◆ Description of the task
For each line of the data below that holds "ἄρεσε", copy the line.

◆ The records
"""

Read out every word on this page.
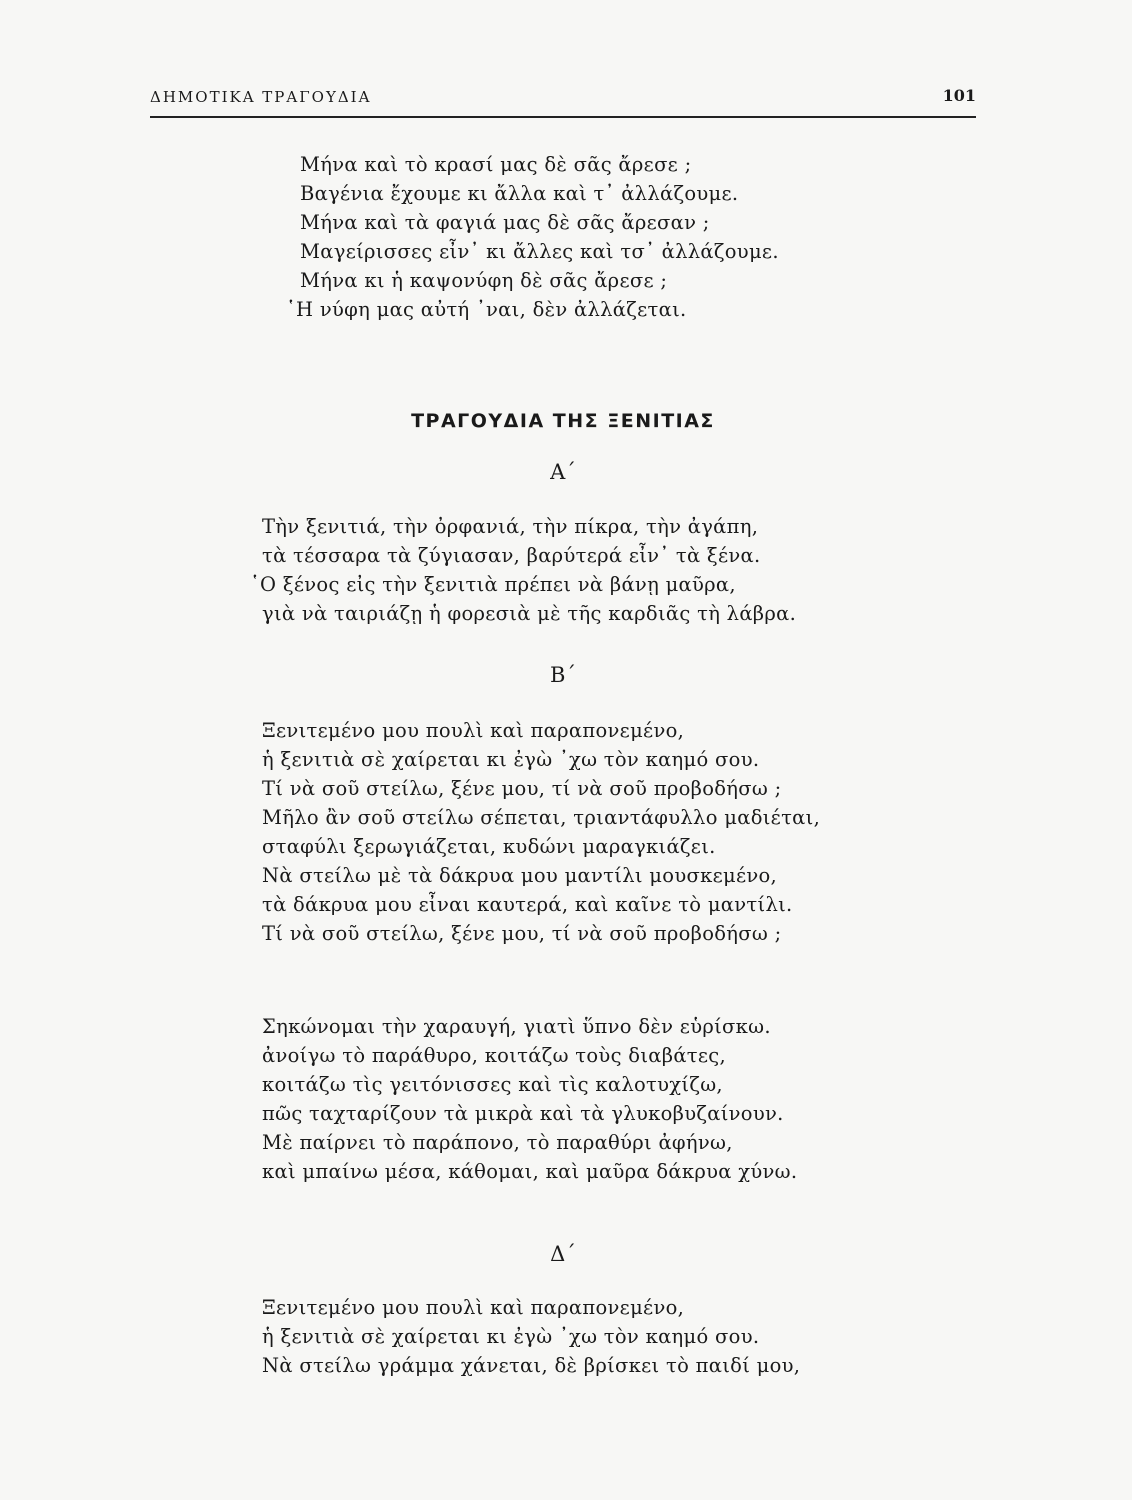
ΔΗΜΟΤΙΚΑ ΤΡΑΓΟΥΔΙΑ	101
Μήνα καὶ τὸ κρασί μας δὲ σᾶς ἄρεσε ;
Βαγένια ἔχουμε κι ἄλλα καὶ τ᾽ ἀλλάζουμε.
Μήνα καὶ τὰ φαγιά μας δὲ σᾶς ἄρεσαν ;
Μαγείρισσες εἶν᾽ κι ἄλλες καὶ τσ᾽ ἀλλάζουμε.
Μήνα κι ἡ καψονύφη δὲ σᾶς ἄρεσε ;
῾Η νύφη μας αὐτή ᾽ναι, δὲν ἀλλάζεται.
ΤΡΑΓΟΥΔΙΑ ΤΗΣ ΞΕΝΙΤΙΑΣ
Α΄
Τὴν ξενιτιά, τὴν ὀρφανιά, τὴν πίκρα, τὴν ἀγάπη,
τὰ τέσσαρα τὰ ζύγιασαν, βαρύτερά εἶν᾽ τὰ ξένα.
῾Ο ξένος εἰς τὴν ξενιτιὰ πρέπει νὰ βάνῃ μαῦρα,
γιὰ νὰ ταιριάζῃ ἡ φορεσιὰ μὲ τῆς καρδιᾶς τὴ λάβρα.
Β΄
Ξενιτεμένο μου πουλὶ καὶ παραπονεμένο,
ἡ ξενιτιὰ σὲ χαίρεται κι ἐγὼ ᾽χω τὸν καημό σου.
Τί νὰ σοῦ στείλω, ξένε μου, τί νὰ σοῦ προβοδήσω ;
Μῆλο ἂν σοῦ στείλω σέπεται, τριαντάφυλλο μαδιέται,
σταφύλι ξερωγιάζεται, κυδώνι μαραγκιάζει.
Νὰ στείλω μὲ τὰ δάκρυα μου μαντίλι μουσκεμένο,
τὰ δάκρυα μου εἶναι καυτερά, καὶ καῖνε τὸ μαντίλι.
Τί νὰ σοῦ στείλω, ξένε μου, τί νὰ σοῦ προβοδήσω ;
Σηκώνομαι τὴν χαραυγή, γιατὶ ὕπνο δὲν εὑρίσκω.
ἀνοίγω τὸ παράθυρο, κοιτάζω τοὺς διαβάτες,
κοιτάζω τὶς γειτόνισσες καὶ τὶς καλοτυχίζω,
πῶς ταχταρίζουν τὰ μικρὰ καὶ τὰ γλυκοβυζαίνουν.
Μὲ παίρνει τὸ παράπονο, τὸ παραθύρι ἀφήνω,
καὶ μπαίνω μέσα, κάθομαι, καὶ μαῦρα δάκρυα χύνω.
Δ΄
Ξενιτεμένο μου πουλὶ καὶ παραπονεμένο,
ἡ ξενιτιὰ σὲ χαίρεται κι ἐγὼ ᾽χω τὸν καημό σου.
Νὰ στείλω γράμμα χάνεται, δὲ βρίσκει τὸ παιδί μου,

"""
"""

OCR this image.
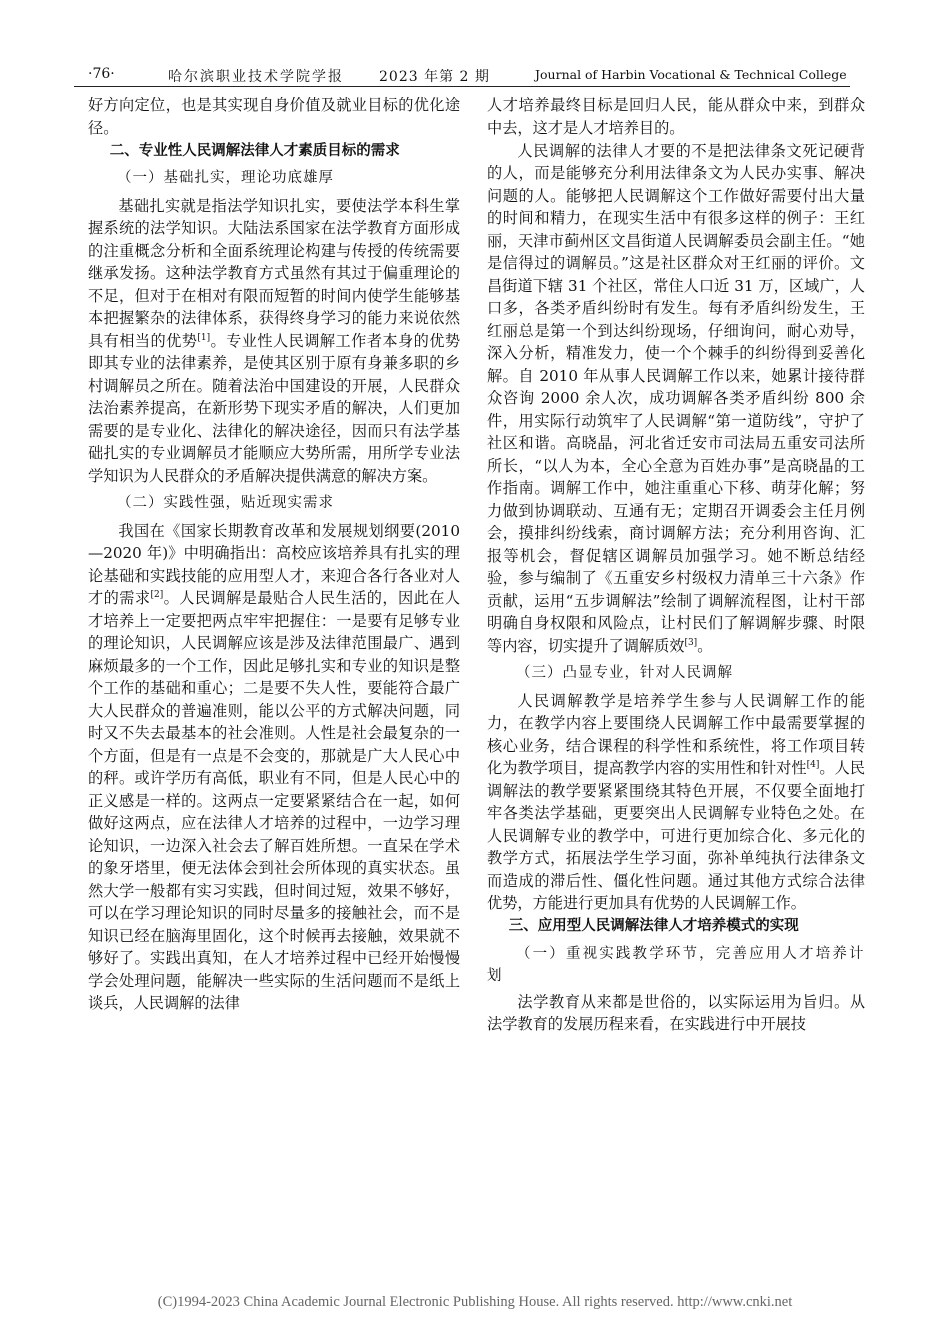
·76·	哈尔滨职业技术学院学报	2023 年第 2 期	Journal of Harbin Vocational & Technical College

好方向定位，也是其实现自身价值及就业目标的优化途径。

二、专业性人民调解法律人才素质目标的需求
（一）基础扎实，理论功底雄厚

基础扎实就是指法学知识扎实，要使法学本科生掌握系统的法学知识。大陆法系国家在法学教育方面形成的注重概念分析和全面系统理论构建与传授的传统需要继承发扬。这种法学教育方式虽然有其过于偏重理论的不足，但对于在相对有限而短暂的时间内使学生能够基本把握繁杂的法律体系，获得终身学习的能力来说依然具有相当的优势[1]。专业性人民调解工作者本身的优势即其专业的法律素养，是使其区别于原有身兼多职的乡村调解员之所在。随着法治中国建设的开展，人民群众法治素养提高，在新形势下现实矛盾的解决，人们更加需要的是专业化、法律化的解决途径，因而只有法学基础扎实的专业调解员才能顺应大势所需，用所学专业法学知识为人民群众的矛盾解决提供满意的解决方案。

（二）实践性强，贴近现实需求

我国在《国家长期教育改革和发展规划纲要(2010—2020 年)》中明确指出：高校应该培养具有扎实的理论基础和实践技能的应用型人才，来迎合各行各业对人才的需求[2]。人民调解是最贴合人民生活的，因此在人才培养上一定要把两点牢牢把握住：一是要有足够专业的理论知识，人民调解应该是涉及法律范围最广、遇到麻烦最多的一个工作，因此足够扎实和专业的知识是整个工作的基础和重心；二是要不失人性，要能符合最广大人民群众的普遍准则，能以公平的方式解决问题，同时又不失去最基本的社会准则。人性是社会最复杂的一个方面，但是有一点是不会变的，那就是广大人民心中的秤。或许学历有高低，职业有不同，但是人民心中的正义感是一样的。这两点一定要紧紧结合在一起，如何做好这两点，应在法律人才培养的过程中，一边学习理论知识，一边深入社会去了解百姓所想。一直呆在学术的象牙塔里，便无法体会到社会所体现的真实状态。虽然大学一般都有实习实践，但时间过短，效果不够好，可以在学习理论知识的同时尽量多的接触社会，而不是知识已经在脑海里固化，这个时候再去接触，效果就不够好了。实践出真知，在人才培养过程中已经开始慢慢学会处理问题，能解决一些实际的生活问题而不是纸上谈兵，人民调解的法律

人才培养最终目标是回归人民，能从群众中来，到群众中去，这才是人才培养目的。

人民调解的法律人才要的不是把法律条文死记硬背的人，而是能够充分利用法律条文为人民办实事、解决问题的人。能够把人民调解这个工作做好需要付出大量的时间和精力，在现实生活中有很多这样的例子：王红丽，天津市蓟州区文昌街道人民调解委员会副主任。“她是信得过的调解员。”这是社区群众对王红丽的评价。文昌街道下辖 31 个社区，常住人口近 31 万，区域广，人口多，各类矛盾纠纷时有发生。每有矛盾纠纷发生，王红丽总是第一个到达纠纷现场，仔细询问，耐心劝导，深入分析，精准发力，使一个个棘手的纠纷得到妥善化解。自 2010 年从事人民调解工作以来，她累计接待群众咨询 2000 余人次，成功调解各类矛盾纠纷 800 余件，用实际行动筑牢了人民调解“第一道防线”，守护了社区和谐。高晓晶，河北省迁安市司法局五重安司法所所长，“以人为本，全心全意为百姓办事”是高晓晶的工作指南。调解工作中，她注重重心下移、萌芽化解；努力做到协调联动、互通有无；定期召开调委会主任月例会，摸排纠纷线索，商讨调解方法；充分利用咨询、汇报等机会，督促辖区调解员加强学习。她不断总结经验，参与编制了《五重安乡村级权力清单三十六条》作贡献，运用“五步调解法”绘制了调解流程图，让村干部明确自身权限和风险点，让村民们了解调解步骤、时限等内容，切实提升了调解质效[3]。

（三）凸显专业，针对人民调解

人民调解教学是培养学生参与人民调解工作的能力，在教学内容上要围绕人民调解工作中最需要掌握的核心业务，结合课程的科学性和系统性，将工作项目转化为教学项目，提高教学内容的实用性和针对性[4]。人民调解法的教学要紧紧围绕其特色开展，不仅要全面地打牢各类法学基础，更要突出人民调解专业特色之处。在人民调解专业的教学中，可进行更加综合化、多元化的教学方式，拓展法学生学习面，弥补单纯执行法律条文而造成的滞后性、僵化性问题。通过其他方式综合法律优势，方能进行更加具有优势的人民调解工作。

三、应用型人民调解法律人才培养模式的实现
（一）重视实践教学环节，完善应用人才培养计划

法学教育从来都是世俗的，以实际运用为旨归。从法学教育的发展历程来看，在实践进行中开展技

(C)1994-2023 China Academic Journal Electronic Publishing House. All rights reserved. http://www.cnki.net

"""

◆ Result below
Μήνα καὶ τὸ κρασί μας δὲ σᾶς ἄρεσε ;
Μήνα κι ἡ καψονύφη δὲ σᾶς ἄρεσε ;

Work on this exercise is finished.